╭─ PROVIDED MATERIAL
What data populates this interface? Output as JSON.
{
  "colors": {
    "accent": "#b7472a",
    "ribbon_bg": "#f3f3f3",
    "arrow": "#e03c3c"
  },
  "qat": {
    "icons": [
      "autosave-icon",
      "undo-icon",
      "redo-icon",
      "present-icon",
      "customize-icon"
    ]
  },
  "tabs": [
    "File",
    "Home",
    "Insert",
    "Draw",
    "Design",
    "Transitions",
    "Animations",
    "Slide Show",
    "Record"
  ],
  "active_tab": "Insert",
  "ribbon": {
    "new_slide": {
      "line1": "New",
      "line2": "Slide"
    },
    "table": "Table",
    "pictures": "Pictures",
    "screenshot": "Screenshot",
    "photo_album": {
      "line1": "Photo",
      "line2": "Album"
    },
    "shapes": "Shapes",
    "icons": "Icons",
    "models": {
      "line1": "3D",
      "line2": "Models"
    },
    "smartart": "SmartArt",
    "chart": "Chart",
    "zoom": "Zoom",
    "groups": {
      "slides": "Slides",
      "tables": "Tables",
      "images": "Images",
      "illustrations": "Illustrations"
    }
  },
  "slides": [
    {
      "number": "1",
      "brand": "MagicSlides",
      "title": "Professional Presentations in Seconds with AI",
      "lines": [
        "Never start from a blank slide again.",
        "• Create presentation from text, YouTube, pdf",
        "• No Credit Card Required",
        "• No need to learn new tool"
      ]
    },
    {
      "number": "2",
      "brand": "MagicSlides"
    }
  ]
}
╰─
Look above for lines with the word "brand" and copy them all.

      "brand": "MagicSlides",
      "brand": "MagicSlides"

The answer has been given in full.